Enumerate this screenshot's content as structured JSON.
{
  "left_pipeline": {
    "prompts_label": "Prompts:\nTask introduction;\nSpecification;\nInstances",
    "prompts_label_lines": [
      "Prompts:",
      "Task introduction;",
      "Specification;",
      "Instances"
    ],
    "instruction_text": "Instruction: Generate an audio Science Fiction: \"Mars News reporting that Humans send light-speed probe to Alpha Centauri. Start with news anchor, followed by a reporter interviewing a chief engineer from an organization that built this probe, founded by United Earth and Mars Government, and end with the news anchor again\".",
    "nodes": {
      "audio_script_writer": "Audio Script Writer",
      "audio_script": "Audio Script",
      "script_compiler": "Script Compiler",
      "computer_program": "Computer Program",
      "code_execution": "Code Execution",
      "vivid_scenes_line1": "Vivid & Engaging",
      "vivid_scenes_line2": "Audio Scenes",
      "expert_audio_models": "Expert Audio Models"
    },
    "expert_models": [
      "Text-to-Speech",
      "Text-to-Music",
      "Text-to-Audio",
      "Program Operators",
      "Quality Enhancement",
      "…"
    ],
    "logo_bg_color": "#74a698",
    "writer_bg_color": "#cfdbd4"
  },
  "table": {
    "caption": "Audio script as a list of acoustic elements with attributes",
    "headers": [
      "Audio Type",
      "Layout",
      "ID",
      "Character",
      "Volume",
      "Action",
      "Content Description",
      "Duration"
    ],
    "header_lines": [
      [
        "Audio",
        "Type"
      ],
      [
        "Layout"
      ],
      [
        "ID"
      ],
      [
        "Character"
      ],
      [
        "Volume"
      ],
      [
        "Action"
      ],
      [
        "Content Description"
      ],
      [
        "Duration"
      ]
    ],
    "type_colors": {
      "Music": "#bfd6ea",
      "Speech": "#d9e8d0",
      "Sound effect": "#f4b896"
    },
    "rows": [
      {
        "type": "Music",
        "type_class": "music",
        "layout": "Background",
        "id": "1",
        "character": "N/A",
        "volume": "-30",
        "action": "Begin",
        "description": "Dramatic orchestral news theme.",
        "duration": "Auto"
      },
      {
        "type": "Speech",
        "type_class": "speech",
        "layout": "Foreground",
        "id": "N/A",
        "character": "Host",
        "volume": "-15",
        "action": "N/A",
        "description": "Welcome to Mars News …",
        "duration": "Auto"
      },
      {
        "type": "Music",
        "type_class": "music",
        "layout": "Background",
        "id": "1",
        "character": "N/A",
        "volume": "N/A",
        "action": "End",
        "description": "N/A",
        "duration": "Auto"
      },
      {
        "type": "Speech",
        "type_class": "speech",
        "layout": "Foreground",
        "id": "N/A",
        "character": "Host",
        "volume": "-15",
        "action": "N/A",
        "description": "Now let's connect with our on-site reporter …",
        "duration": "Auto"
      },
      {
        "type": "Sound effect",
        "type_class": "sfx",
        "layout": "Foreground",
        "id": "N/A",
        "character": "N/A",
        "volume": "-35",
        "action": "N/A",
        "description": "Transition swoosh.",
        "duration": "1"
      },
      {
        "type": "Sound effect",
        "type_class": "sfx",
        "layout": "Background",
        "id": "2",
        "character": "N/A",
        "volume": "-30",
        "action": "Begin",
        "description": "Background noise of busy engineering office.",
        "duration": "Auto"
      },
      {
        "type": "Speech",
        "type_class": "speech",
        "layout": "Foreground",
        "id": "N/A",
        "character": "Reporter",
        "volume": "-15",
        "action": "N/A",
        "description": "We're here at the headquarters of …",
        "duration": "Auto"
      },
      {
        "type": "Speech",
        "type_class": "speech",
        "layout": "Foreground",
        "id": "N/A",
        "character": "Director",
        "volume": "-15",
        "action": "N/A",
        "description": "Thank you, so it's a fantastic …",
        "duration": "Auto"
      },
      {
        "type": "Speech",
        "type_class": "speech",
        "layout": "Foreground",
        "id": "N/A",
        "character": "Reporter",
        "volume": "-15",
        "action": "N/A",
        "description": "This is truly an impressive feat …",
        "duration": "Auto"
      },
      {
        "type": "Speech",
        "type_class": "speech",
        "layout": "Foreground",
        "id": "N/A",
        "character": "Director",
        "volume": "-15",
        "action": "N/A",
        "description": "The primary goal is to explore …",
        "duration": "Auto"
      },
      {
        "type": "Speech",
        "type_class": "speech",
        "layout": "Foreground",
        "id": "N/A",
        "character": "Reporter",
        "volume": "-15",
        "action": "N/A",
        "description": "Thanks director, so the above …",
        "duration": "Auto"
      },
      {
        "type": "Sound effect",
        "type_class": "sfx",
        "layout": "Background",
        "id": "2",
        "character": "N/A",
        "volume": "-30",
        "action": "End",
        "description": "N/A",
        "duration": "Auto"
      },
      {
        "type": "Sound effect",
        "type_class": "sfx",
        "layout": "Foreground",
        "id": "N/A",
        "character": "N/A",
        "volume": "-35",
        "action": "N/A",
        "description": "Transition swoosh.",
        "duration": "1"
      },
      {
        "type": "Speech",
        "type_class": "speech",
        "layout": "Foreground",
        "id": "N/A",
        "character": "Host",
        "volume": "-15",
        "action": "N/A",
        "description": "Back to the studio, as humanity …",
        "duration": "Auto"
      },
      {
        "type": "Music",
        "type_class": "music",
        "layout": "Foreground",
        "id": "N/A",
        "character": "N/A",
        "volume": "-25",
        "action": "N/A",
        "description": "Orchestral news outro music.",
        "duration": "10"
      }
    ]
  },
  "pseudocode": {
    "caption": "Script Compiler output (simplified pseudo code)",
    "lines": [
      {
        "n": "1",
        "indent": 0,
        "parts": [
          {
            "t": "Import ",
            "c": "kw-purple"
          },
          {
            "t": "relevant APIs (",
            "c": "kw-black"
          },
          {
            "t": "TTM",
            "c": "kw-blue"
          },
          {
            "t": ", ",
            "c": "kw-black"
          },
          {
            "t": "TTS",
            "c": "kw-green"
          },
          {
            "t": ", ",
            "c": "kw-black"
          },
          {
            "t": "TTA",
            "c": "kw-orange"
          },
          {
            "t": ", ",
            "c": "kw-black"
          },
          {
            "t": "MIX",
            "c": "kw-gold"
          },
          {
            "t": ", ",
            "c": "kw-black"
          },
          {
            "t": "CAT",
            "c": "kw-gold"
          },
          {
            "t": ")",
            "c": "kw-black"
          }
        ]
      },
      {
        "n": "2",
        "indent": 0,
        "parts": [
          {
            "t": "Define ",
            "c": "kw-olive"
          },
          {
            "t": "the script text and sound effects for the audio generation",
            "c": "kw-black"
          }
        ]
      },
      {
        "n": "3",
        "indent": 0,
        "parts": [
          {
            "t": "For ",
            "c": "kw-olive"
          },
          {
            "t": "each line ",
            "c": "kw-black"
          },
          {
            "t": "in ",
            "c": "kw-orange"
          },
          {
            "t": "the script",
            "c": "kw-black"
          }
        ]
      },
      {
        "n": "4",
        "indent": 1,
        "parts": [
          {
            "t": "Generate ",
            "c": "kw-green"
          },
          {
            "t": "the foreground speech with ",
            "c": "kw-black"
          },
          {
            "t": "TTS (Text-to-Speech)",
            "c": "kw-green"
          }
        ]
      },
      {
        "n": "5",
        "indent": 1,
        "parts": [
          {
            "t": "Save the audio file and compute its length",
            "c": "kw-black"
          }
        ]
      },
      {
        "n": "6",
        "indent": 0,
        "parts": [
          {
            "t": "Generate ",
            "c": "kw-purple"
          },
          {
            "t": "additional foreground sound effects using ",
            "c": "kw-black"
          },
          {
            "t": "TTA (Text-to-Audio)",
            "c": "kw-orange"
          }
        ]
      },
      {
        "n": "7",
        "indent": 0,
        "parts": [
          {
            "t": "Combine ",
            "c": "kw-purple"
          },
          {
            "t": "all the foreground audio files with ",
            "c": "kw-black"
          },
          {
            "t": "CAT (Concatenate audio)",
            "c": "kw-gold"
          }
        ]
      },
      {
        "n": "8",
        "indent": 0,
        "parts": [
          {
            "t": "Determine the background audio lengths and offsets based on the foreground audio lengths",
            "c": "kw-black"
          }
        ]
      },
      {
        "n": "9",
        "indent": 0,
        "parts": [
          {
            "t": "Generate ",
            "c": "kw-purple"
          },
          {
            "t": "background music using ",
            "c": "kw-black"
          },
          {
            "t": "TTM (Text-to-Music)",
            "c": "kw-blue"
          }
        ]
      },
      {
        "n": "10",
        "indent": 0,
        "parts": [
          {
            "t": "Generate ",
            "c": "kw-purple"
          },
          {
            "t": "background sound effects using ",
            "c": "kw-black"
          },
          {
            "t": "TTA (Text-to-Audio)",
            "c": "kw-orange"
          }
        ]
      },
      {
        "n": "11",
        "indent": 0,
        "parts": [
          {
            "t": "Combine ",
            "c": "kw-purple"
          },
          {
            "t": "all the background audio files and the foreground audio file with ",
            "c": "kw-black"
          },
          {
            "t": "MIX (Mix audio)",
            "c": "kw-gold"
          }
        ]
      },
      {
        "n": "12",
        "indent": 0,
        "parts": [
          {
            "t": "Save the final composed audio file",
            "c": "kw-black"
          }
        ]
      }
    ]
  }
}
━━━━
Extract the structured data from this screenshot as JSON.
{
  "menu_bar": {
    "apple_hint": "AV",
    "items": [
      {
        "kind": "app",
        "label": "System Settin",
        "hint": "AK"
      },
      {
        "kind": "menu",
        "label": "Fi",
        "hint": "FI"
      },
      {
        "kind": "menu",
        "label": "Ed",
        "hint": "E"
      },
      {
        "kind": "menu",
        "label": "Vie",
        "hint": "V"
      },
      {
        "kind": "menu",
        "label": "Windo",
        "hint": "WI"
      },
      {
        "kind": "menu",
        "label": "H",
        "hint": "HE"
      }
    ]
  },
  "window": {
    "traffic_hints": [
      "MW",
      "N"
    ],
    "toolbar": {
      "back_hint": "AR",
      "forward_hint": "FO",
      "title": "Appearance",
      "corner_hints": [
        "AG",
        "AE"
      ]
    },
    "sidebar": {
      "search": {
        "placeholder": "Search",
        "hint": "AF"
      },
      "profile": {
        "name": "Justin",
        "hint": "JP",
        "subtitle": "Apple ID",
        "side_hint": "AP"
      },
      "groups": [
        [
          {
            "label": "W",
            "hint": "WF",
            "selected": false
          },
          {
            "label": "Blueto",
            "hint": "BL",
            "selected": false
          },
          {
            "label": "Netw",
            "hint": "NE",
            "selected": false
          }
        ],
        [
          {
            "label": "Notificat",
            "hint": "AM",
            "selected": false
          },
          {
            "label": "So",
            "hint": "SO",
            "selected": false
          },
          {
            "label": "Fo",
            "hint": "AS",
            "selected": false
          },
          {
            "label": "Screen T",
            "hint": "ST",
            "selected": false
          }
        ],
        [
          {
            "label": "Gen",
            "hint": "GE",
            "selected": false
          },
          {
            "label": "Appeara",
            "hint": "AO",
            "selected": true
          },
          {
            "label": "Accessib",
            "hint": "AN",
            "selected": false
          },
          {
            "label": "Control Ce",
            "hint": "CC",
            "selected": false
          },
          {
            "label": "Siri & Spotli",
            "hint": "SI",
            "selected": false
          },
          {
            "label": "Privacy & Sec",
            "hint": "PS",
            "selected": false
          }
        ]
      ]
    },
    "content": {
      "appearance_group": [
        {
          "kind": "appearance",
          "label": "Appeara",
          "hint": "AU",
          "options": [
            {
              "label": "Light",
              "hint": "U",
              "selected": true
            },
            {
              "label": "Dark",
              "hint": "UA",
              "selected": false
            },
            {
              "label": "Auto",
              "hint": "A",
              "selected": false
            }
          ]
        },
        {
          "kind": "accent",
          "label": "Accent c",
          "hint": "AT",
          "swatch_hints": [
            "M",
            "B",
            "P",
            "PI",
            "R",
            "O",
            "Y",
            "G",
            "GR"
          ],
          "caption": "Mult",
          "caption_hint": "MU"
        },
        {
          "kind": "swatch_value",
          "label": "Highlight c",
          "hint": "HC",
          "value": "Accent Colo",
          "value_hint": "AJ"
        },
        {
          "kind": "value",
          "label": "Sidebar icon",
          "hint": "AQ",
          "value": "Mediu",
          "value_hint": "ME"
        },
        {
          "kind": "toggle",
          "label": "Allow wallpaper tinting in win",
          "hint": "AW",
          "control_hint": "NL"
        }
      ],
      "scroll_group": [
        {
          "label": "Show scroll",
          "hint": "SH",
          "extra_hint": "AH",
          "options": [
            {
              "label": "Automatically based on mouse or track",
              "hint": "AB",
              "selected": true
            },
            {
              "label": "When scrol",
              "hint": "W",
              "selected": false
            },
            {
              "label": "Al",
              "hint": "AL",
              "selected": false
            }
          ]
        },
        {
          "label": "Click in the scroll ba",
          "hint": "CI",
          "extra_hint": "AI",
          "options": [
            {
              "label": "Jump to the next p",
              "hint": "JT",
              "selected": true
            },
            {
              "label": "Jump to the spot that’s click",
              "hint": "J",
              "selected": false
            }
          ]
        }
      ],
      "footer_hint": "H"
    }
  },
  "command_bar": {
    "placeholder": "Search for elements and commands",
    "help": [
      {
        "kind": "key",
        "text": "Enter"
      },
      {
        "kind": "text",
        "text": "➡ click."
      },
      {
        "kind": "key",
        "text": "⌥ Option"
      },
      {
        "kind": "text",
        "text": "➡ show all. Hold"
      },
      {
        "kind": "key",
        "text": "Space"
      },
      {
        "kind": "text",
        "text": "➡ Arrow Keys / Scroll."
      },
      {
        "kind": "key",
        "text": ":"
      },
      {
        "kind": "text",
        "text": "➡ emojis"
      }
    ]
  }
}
━━━━
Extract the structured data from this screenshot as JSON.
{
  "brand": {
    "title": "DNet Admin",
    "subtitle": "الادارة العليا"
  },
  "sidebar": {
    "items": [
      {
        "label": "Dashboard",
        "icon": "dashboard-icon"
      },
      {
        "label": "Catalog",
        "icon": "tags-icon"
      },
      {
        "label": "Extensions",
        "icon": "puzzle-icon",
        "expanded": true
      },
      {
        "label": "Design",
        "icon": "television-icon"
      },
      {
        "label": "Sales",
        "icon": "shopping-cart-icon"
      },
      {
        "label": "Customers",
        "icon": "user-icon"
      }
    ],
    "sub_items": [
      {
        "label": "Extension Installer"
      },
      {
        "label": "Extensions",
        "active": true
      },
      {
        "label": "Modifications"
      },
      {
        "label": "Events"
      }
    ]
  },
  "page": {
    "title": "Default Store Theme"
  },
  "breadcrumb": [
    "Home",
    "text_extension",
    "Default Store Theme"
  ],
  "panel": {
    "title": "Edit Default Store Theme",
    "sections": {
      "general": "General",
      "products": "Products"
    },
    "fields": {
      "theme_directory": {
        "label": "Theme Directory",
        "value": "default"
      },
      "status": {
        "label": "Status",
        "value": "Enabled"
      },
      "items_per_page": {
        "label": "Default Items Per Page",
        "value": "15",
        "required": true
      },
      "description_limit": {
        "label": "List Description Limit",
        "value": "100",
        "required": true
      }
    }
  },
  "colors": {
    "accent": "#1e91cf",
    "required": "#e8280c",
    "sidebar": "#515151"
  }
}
━━━━
◆ INSTRUCTION:
Where does the word "icon" appear in the listing? List each line that holds it.

◆ EXERCISE RESPONSE:
          "label": "Sidebar icon",
        "icon": "dashboard-icon"
        "icon": "tags-icon"
        "icon": "puzzle-icon",
        "icon": "television-icon"
        "icon": "shopping-cart-icon"
        "icon": "user-icon"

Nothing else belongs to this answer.